* [STATED EXERCISE]:
Will you give every entry again exactly as it stands?

* [DATA SUPPLIED]:

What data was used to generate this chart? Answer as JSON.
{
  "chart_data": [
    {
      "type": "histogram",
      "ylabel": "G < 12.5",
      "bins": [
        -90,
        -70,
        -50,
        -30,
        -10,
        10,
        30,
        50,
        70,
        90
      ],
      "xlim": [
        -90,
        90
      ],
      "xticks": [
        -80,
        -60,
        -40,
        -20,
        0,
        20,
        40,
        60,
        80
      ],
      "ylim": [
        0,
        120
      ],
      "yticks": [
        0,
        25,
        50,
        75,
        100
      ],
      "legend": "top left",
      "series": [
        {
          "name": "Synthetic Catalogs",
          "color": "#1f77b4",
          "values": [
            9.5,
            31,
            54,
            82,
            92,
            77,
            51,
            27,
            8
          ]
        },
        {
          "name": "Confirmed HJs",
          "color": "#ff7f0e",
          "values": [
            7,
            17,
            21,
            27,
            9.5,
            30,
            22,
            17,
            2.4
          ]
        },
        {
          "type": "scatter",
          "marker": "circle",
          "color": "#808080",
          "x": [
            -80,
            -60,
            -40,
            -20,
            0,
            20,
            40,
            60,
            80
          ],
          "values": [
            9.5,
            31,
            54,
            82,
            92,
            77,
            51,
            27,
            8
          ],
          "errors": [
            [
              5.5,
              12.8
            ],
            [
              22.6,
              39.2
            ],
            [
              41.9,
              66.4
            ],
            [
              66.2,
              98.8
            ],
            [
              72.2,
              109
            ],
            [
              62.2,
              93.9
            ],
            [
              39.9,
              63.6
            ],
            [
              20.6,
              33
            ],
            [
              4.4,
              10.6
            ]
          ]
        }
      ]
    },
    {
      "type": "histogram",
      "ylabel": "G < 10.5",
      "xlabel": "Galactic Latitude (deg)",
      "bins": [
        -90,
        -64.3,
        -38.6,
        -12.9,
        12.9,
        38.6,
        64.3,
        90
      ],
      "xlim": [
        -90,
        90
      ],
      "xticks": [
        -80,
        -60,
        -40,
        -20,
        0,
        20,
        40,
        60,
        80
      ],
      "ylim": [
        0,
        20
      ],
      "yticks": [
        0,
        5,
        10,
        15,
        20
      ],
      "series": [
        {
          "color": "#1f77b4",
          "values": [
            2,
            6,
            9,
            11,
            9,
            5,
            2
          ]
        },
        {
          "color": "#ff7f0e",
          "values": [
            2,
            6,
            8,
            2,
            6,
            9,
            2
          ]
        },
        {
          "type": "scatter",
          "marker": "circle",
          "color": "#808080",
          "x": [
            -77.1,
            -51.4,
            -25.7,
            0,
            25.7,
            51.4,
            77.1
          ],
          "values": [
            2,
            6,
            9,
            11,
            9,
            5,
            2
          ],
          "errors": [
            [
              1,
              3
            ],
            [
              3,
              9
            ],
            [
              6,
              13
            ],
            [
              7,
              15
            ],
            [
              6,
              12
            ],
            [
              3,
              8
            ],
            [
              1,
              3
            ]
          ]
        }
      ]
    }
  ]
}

* [ANSWER TO THE EXERCISE]:
What data was used to generate this chart? Answer as JSON.
{
  "chart_data": [
    {
      "type": "histogram",
      "ylabel": "G < 12.5",
      "bins": [
        -90,
        -70,
        -50,
        -30,
        -10,
        10,
        30,
        50,
        70,
        90
      ],
      "xlim": [
        -90,
        90
      ],
      "xticks": [
        -80,
        -60,
        -40,
        -20,
        0,
        20,
        40,
        60,
        80
      ],
      "ylim": [
        0,
        120
      ],
      "yticks": [
        0,
        25,
        50,
        75,
        100
      ],
      "legend": "top left",
      "series": [
        {
          "name": "Synthetic Catalogs",
          "color": "#1f77b4",
          "values": [
            9.5,
            31,
            54,
            82,
            92,
            77,
            51,
            27,
            8
          ]
        },
        {
          "name": "Confirmed HJs",
          "color": "#ff7f0e",
          "values": [
            7,
            17,
            21,
            27,
            9.5,
            30,
            22,
            17,
            2.4
          ]
        },
        {
          "type": "scatter",
          "marker": "circle",
          "color": "#808080",
          "x": [
            -80,
            -60,
            -40,
            -20,
            0,
            20,
            40,
            60,
            80
          ],
          "values": [
            9.5,
            31,
            54,
            82,
            92,
            77,
            51,
            27,
            8
          ],
          "errors": [
            [
              5.5,
              12.8
            ],
            [
              22.6,
              39.2
            ],
            [
              41.9,
              66.4
            ],
            [
              66.2,
              98.8
            ],
            [
              72.2,
              109
            ],
            [
              62.2,
              93.9
            ],
            [
              39.9,
              63.6
            ],
            [
              20.6,
              33
            ],
            [
              4.4,
              10.6
            ]
          ]
        }
      ]
    },
    {
      "type": "histogram",
      "ylabel": "G < 10.5",
      "xlabel": "Galactic Latitude (deg)",
      "bins": [
        -90,
        -64.3,
        -38.6,
        -12.9,
        12.9,
        38.6,
        64.3,
        90
      ],
      "xlim": [
        -90,
        90
      ],
      "xticks": [
        -80,
        -60,
        -40,
        -20,
        0,
        20,
        40,
        60,
        80
      ],
      "ylim": [
        0,
        20
      ],
      "yticks": [
        0,
        5,
        10,
        15,
        20
      ],
      "series": [
        {
          "color": "#1f77b4",
          "values": [
            2,
            6,
            9,
            11,
            9,
            5,
            2
          ]
        },
        {
          "color": "#ff7f0e",
          "values": [
            2,
            6,
            8,
            2,
            6,
            9,
            2
          ]
        },
        {
          "type": "scatter",
          "marker": "circle",
          "color": "#808080",
          "x": [
            -77.1,
            -51.4,
            -25.7,
            0,
            25.7,
            51.4,
            77.1
          ],
          "values": [
            2,
            6,
            9,
            11,
            9,
            5,
            2
          ],
          "errors": [
            [
              1,
              3
            ],
            [
              3,
              9
            ],
            [
              6,
              13
            ],
            [
              7,
              15
            ],
            [
              6,
              12
            ],
            [
              3,
              8
            ],
            [
              1,
              3
            ]
          ]
        }
      ]
    }
  ]
}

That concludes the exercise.